▸ What the task asks: Give the number of lines in this listing that contain "time", with no other words.

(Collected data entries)
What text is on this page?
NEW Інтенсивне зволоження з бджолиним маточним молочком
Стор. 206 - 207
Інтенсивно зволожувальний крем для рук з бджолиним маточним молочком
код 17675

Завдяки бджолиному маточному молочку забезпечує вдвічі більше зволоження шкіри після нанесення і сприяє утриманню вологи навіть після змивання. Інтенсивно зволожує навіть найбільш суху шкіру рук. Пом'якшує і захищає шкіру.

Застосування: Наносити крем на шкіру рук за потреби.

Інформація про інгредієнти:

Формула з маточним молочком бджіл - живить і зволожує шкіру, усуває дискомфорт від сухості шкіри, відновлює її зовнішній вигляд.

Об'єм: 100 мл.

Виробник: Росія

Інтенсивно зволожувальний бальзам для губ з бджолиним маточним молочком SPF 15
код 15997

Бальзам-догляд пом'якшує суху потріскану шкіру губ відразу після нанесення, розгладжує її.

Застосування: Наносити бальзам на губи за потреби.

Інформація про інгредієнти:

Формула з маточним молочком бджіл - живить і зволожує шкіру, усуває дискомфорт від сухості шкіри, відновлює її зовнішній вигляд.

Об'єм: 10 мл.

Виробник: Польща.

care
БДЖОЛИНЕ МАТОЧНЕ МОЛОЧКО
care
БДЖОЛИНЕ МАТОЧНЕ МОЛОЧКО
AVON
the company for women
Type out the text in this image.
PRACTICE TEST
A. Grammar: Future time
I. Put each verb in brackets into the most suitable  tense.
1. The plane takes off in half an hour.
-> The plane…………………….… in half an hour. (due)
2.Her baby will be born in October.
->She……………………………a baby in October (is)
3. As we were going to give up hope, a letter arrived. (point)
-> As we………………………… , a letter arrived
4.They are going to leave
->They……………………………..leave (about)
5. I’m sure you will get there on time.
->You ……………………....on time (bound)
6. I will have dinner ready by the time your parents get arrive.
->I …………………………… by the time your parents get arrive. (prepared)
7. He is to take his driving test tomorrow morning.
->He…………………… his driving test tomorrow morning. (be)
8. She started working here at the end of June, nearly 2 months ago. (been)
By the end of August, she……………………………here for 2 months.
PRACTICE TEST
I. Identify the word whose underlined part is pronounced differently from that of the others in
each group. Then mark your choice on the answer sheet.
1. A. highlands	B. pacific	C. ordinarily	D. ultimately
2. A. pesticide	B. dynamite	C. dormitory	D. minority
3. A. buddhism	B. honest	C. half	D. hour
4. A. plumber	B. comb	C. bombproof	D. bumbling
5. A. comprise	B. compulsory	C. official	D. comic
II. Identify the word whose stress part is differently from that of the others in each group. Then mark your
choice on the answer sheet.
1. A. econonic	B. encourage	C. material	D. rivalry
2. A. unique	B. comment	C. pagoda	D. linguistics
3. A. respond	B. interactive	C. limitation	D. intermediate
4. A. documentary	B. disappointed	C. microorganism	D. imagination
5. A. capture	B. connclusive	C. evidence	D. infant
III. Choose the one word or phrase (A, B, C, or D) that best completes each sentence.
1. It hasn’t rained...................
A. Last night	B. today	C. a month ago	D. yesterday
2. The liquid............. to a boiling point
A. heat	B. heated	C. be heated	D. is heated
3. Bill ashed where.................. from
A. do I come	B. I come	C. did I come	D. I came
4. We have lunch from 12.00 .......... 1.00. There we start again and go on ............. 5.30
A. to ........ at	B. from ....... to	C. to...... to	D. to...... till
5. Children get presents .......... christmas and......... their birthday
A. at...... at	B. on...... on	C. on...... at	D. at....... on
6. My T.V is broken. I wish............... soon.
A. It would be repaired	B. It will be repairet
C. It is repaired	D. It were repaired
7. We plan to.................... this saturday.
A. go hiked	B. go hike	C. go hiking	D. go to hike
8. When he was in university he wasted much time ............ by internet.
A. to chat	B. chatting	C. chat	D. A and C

---

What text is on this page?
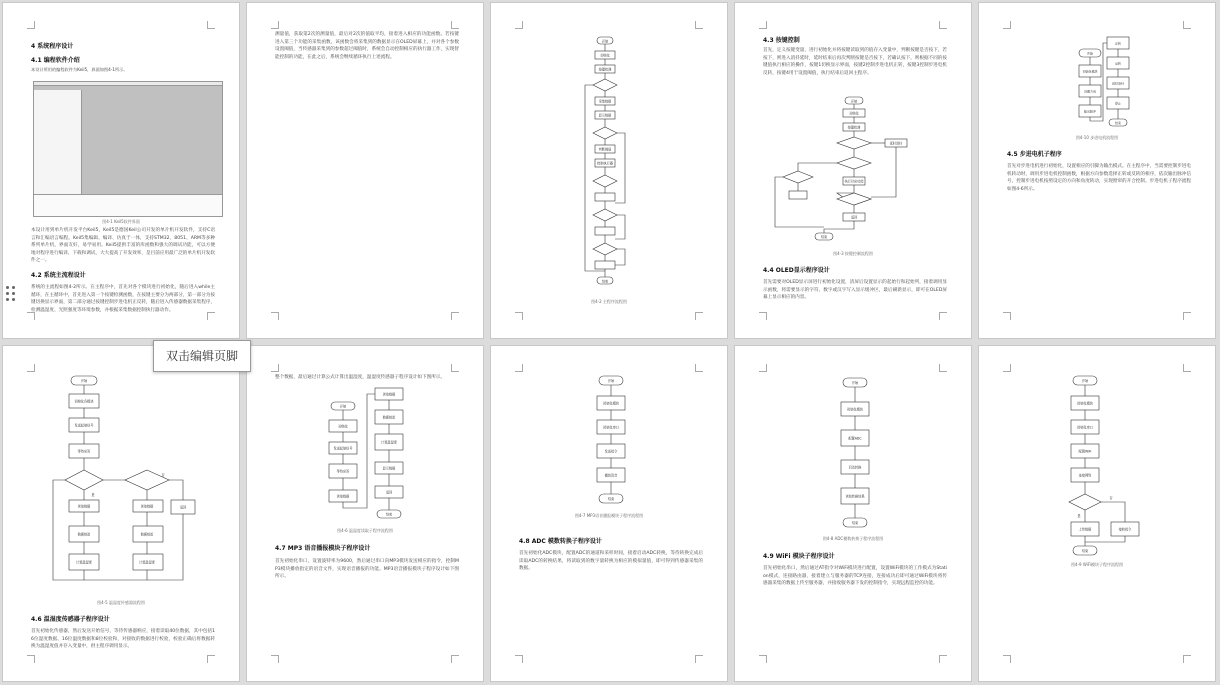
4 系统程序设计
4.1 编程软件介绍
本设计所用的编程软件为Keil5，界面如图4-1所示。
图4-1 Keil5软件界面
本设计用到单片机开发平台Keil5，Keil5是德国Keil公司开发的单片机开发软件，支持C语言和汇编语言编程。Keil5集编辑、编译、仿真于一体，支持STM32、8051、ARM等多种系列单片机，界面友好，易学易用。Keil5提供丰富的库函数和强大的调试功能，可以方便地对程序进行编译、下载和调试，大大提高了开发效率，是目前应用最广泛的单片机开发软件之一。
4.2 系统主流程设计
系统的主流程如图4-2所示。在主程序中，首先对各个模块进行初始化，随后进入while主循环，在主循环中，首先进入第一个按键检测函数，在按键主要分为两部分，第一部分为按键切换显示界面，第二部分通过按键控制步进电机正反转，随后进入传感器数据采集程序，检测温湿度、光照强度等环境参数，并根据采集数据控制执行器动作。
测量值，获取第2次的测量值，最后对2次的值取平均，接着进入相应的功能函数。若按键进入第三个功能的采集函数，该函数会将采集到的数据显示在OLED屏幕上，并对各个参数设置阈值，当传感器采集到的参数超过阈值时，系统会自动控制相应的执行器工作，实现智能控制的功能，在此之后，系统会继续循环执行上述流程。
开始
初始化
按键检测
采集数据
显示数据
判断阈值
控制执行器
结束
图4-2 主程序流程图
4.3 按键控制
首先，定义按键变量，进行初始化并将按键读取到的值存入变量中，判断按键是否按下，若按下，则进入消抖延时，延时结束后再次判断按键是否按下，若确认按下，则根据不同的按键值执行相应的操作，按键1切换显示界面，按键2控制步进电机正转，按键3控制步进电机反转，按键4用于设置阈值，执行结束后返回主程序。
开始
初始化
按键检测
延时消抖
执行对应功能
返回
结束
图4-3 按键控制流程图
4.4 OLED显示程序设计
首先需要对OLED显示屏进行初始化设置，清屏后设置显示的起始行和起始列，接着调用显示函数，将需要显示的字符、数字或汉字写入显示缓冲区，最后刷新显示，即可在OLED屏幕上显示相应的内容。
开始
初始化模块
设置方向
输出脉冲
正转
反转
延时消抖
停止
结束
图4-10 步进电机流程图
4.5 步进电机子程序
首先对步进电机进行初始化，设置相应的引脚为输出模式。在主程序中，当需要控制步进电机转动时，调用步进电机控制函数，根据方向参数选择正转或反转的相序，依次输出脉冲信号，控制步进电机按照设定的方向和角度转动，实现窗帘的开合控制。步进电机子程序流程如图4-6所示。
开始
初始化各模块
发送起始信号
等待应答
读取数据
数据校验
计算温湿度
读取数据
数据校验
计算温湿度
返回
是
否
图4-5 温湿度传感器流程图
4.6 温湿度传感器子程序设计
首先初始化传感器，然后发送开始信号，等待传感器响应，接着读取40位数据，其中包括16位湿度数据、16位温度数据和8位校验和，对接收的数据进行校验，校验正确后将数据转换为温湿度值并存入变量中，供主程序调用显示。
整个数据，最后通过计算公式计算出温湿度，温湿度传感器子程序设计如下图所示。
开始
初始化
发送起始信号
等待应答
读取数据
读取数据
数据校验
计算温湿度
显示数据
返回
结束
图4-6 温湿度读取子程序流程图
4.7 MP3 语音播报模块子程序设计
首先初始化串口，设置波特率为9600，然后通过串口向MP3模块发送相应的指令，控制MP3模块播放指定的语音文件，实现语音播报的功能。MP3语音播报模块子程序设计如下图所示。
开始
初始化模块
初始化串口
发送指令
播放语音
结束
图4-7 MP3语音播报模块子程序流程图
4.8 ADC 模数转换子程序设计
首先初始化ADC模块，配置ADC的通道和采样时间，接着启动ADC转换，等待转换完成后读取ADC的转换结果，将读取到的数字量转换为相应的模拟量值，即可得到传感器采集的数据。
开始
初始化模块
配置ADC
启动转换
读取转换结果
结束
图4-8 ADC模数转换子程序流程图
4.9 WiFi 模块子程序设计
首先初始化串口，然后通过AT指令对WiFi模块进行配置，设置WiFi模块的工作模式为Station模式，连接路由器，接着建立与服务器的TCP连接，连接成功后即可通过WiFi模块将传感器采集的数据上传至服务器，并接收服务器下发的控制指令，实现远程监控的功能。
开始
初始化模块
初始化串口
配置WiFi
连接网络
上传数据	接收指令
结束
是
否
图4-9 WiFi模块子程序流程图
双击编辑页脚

▸ Response below: 6